STATED TASK — Reproduce each line that includes the word "color".
BEGIN RECORDS PROVIDED
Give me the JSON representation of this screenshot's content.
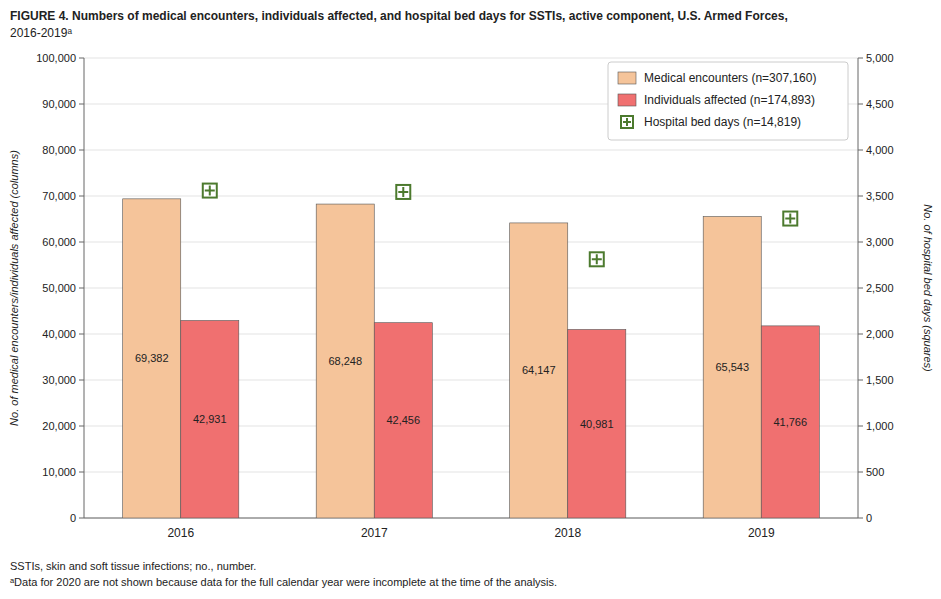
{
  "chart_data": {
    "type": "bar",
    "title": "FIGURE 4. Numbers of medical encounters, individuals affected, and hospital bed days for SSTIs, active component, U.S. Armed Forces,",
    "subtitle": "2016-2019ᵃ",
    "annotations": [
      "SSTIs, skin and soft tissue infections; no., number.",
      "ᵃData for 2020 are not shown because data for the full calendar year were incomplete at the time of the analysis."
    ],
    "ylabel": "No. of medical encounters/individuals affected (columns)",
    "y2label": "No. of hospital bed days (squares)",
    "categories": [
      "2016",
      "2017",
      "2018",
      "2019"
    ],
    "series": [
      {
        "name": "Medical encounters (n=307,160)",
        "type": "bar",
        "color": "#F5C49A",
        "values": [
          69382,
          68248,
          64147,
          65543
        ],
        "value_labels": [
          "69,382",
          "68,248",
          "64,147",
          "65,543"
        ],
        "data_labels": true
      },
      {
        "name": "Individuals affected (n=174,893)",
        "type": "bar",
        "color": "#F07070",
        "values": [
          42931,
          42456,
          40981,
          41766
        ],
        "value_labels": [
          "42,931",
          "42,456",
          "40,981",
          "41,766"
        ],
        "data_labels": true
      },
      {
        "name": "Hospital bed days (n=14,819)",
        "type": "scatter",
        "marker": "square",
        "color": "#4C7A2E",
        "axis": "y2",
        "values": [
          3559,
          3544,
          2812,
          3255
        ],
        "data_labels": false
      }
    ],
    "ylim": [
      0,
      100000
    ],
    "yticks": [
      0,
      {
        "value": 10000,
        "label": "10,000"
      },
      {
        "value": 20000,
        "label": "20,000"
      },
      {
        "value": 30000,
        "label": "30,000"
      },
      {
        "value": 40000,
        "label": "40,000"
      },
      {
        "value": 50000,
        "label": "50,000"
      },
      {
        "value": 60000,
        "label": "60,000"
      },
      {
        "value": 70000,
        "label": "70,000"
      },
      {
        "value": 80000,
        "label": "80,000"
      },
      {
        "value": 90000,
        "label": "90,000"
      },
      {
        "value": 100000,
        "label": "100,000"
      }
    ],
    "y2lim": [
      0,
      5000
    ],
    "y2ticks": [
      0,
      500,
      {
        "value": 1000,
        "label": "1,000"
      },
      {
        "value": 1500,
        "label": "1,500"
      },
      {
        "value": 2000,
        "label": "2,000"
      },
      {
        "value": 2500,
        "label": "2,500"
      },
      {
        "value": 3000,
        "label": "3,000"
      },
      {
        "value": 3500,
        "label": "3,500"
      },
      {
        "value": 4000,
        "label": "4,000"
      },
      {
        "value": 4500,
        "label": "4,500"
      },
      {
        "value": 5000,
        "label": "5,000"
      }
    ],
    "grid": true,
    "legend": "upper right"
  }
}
END RECORDS PROVIDED
BEGIN RECORDS PROVIDED
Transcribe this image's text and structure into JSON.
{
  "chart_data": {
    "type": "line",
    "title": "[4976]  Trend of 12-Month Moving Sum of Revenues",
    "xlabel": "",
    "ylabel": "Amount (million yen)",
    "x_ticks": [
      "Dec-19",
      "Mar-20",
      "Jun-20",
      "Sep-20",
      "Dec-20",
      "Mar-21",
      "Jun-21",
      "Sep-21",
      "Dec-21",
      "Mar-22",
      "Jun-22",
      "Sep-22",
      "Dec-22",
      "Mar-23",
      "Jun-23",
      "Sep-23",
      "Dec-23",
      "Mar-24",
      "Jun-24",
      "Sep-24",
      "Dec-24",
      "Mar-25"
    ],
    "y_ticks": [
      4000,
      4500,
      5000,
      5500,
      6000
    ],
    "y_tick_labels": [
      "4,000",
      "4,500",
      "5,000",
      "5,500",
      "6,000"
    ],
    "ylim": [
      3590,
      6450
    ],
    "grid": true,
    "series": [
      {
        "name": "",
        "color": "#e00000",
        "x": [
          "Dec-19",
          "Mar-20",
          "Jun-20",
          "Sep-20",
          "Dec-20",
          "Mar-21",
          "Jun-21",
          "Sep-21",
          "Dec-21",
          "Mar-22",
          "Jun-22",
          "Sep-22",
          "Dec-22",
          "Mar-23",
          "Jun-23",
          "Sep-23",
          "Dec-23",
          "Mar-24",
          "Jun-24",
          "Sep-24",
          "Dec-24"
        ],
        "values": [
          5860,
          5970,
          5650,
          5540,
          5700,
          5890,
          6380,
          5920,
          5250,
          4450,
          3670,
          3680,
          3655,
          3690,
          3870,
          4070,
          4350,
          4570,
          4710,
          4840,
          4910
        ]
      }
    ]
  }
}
END RECORDS PROVIDED
BEGIN RECORDS PROVIDED
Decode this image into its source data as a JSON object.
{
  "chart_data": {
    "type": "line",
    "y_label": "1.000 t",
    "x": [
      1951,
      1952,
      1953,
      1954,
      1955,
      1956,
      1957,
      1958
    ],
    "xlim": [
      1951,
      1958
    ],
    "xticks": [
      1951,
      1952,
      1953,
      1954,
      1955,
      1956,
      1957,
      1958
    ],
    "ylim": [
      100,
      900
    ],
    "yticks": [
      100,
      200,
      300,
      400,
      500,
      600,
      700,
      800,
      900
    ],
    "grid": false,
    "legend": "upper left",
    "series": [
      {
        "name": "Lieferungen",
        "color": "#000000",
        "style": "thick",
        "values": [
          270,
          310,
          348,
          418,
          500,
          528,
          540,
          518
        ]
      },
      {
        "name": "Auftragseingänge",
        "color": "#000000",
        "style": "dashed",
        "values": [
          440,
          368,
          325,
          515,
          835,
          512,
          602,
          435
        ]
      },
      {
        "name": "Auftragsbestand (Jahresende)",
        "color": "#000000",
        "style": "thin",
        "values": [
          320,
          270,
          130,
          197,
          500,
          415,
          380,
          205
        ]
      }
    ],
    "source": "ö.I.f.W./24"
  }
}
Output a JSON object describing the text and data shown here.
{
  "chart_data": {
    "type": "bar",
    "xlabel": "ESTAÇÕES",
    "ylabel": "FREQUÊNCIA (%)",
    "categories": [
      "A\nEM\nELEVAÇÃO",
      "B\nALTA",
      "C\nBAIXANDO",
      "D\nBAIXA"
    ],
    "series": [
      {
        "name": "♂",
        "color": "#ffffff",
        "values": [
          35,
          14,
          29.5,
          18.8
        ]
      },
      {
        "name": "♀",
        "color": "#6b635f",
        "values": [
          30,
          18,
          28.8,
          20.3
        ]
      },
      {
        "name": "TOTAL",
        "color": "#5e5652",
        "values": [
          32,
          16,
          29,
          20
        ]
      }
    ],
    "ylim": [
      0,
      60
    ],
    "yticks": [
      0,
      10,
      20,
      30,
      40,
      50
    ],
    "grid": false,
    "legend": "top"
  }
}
END RECORDS PROVIDED
RESULT OF THE TASK —
        "color": "#F5C49A",
        "color": "#F07070",
        "color": "#4C7A2E",
        "color": "#e00000",
        "color": "#000000",
        "color": "#000000",
        "color": "#000000",
        "color": "#ffffff",
        "color": "#6b635f",
        "color": "#5e5652",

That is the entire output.